The Alternative Service Book appeared in 1980 after much synodical revision which damaged its wholeness of idiom and approach. It offered a eucharistic liturgy with scope for considerable variation, and more lay participation than was envisaged in the BCP. Its emphasis has seemed to some to be too strongly on the eucharist as a fellowship meal, at the expense of its sacred and mysterious quality. In other ways too it is somewhat humanocentric; the confession is bland as compared with the solemnity of the BCP form. The shared Peace is for some a delight, for others a disagreeable and inappropriate disruption as the liturgy moves solemnly towards its climax.

Choice between the two authorised service books depends partly on one’s theological emphasis and partly on regard for the language of the BCP as the traditional and desirable register for public worship in English. Unhappily, personal preference was not always respected and the 1980s were a decade of confrontation in which many intemperate things were said. Some parish clergy and trainers of ordinands seized on the new book and proceeded to denigrate and marginalise the BCP. Many lay worshippers, by no means all elderly, were hurt and deprived of what they deeply valued, despite the clear statement in the Preface to the ASB, ‘The Alternative Service Book (1980), as its name implies, is intended to supplement the Book of Common Prayer, not to supersede it’.

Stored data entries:
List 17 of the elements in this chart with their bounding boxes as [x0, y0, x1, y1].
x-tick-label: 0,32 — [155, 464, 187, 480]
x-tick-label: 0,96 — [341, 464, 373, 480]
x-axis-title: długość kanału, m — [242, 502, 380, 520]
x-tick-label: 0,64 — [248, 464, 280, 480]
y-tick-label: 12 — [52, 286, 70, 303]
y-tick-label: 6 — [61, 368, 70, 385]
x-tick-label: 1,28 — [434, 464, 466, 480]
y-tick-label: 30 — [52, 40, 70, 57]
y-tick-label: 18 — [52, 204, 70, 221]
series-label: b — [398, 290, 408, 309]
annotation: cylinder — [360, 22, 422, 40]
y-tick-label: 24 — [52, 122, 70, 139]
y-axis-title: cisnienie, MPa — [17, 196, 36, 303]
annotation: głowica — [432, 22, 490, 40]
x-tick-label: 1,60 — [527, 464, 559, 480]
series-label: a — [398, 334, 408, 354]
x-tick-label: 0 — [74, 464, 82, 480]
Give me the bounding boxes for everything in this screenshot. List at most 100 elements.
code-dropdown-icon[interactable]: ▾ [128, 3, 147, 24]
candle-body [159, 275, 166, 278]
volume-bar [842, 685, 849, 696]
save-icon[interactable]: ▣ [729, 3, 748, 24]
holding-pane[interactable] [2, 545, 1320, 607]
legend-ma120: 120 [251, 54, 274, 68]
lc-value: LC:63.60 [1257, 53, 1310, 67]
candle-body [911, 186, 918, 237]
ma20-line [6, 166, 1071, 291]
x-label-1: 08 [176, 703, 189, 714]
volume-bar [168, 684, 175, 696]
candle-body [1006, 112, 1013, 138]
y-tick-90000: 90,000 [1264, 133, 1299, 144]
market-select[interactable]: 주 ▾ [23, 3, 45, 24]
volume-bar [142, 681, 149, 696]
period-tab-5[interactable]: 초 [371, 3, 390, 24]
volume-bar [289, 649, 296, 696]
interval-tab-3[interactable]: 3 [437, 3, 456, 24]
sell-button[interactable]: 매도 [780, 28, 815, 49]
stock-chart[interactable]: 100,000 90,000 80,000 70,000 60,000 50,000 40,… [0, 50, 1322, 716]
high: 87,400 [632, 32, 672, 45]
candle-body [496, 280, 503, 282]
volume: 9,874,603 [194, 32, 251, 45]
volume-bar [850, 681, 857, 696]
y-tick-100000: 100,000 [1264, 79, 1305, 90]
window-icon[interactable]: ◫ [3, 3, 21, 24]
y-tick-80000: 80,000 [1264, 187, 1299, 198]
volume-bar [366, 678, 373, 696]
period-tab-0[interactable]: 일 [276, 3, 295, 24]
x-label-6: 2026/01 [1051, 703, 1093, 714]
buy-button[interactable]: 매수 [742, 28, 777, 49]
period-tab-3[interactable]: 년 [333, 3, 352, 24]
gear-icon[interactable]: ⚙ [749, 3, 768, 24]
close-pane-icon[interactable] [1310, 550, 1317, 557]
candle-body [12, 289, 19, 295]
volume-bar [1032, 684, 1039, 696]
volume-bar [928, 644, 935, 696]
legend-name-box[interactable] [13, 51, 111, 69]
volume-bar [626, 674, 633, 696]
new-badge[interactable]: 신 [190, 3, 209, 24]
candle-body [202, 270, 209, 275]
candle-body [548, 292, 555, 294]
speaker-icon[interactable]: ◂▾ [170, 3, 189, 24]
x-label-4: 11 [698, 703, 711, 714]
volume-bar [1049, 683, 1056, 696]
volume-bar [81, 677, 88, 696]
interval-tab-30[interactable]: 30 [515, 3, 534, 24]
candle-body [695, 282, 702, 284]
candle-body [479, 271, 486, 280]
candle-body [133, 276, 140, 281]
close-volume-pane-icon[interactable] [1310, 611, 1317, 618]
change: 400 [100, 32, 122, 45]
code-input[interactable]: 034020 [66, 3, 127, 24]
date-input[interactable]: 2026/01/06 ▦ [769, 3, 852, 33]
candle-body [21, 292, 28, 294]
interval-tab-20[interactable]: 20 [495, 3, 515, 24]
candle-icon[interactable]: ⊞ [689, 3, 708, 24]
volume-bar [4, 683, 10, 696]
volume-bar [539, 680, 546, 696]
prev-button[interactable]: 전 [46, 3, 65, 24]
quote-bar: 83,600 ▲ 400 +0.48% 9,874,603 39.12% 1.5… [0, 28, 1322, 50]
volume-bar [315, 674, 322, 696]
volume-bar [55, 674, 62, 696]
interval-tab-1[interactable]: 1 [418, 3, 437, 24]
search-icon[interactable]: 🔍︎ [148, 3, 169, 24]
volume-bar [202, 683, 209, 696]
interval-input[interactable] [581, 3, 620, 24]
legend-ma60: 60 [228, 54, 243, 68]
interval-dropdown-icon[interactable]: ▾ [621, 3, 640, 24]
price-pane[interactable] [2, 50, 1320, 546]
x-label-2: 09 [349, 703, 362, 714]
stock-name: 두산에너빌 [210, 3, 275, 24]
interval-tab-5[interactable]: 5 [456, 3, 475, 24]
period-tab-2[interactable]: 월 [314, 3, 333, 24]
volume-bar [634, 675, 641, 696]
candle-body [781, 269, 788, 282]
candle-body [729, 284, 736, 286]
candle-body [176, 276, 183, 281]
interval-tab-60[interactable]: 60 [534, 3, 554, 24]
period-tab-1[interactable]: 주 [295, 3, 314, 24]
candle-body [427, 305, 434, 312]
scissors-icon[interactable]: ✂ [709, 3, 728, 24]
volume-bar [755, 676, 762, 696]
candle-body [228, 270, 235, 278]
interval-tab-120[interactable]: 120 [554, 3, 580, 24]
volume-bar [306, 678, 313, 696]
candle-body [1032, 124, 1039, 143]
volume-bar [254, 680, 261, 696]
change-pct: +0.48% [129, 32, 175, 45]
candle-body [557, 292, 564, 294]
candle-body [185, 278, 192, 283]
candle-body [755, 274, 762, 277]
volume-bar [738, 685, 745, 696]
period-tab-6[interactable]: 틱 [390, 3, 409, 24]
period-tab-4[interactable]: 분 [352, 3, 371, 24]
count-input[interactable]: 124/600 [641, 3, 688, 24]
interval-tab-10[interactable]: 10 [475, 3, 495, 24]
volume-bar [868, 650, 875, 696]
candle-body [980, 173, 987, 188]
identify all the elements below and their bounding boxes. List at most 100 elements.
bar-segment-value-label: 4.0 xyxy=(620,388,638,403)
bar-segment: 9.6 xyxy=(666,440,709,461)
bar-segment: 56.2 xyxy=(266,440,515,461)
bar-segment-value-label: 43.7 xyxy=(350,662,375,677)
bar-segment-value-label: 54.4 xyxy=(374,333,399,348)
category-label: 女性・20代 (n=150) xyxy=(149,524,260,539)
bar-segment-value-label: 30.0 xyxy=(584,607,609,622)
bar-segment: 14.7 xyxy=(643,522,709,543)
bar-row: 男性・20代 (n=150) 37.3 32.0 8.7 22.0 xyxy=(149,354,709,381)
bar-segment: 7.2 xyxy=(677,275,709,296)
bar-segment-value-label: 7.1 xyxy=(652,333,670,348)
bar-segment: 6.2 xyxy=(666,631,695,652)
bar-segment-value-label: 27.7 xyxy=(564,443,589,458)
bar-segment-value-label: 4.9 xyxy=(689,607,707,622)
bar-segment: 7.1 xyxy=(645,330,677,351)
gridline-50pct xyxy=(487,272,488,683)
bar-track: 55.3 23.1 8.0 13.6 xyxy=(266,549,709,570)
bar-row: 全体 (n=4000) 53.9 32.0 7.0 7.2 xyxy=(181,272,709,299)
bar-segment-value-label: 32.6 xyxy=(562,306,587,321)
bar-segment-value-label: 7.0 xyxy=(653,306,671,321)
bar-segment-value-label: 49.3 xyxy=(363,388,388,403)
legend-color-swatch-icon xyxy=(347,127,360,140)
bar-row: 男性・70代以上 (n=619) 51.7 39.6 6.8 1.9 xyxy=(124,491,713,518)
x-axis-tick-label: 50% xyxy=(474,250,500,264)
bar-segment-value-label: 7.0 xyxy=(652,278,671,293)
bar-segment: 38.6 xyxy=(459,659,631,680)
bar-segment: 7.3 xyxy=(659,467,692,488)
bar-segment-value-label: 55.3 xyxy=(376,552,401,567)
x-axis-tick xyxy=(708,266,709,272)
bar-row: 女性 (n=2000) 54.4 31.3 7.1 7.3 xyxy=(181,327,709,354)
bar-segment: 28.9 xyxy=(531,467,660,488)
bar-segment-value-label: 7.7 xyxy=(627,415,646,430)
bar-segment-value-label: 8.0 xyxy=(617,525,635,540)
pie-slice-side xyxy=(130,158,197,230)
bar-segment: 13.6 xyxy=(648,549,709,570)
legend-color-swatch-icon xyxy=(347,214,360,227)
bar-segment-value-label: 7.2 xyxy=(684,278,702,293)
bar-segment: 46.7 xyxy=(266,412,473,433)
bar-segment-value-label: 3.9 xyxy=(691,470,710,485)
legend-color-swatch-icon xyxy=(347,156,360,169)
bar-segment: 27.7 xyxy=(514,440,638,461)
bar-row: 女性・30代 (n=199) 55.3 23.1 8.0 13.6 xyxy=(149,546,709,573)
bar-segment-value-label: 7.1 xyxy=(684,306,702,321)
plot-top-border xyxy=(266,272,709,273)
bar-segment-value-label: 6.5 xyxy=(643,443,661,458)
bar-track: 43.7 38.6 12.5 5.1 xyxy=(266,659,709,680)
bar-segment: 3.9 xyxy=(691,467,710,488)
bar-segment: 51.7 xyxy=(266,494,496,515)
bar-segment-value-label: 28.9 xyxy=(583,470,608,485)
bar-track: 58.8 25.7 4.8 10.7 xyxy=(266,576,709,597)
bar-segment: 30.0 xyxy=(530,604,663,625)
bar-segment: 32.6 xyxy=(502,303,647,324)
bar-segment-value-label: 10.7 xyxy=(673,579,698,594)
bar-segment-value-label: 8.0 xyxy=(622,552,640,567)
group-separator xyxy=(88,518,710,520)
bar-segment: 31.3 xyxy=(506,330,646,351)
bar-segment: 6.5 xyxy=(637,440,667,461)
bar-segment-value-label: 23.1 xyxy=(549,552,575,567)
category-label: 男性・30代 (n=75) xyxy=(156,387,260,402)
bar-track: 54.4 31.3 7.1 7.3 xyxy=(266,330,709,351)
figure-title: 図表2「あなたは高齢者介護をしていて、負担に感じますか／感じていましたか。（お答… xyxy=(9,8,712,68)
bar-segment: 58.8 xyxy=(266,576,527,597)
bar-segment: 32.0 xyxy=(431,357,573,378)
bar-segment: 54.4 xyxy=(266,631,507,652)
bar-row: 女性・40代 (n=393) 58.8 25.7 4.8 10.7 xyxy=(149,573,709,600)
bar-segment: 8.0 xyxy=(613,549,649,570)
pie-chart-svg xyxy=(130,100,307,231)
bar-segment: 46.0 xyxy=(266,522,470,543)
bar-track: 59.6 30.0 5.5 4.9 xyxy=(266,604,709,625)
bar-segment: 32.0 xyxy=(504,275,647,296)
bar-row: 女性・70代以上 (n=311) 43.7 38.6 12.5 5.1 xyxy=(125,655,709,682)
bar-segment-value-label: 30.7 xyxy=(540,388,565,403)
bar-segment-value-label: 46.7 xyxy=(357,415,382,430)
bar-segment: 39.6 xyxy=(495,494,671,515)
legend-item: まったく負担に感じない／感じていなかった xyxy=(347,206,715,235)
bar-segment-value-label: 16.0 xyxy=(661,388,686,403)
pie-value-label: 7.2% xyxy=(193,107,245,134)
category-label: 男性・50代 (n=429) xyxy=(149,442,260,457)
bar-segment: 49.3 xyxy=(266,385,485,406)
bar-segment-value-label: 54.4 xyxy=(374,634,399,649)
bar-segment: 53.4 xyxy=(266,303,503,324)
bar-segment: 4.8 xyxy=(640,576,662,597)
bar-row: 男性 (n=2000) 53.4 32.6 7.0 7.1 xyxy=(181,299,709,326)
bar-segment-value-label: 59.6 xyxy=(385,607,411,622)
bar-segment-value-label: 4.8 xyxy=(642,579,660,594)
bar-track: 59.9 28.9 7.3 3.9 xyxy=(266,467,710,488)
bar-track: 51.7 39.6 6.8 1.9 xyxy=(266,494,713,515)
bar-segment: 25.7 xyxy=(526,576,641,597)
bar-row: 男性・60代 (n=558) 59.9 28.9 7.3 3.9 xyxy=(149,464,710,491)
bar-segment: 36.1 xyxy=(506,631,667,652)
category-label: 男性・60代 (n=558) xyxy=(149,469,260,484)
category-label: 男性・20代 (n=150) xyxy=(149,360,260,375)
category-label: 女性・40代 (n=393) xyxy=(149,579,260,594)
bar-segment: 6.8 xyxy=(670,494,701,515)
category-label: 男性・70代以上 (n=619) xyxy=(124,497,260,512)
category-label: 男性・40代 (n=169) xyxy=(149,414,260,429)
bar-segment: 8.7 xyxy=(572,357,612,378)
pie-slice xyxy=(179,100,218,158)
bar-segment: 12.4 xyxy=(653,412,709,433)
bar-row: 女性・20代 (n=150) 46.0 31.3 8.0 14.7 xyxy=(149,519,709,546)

Check your understanding:
[A] Reproduce the passage on the Alternative Service Book between "Choice between the" and "to supersede it’.", inclusive, substituting "harsh" for "intemperate".
[B] Continue the passage on the Alternative Service Book from the point where it stops.

Answers in order:
[A]
Choice between the two authorised service books depends partly on one’s theological emphasis and partly on regard for the language of the BCP as the traditional and desirable register for public worship in English. Unhappily, personal preference was not always respected and the 1980s were a decade of confrontation in which many harsh things were said. Some parish clergy and trainers of ordinands seized on the new book and proceeded to denigrate and marginalise the BCP. Many lay worshippers, by no means all elderly, were hurt and deprived of what they deeply valued, despite the clear statement in the Preface to the ASB, ‘The Alternative Service Book (1980), as its name implies, is intended to supplement the Book of Common Prayer, not to supersede it’.

[B]
Foolish things were said by clergy claiming they could not worship with the BCP, ignoring the centuries of its loved use. It held the Church of England together through years of earlier controversy; it was the book of the Evangelical Revival and of the Oxford Movement. Objections were frequently to ‘sixteenth-century language’. The language of the BCP, a style familiar through unbroken tradition, is no more difficult now than in 1900 or 1800. The language of liturgy will always be in some way ‘different’ from the common core of language, because it is dealing with a dimension of experience and response which has no parallel in matters of ordinary discourse.

The centrality of the eucharist in worship is almost universally welcomed. So too is emphasis on its place as the work of all the people; something done and not merely said. Yet it may be feared that the careful preparation which communicants were taught to make before receiving the sacrament is now not so carefully observed. The decline of the office services is a loss, and perhaps a hindrance to evangelism as the non-communicant feels excluded from an inner circle.

Now a different Liturgical Commission is working on a new book for the year 2000. The speed of change may be regarded as regrettable: liturgy needs a considerable time to be tested in action, to be absorbed into the worshipping community and its surrounding culture. However, the ASB was an experiment in new language and new concepts. If it went wrong in some ways, and was often banal in the attempt to avoid traditional language, it makes sense to look at it again. It has not many serious defenders among liturgists, though some parish clergy have developed an affection for it. We may yet see an ASB Protection Society.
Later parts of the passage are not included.